Supplied data.

· · · ·

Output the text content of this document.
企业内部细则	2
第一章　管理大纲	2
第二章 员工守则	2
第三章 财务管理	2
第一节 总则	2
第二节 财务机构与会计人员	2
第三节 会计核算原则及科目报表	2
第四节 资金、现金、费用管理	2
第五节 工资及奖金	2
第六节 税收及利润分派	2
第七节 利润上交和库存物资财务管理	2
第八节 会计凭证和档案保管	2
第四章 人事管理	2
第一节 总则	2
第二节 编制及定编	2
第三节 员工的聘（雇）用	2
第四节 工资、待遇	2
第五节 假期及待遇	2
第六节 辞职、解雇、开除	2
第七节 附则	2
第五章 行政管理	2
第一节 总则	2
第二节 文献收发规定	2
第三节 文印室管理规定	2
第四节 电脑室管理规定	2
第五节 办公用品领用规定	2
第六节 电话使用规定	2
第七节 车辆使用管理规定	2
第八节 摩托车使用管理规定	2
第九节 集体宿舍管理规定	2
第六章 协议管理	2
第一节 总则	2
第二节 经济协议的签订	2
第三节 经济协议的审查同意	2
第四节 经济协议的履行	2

· · · ·

The problem. Produce a verbatim transcription of the entries above.

Solution for this task.
Output the text content of this document.
企业内部细则	2
第一章　管理大纲	2
第二章 员工守则	2
第三章 财务管理	2
第一节 总则	2
第二节 财务机构与会计人员	2
第三节 会计核算原则及科目报表	2
第四节 资金、现金、费用管理	2
第五节 工资及奖金	2
第六节 税收及利润分派	2
第七节 利润上交和库存物资财务管理	2
第八节 会计凭证和档案保管	2
第四章 人事管理	2
第一节 总则	2
第二节 编制及定编	2
第三节 员工的聘（雇）用	2
第四节 工资、待遇	2
第五节 假期及待遇	2
第六节 辞职、解雇、开除	2
第七节 附则	2
第五章 行政管理	2
第一节 总则	2
第二节 文献收发规定	2
第三节 文印室管理规定	2
第四节 电脑室管理规定	2
第五节 办公用品领用规定	2
第六节 电话使用规定	2
第七节 车辆使用管理规定	2
第八节 摩托车使用管理规定	2
第九节 集体宿舍管理规定	2
第六章 协议管理	2
第一节 总则	2
第二节 经济协议的签订	2
第三节 经济协议的审查同意	2
第四节 经济协议的履行	2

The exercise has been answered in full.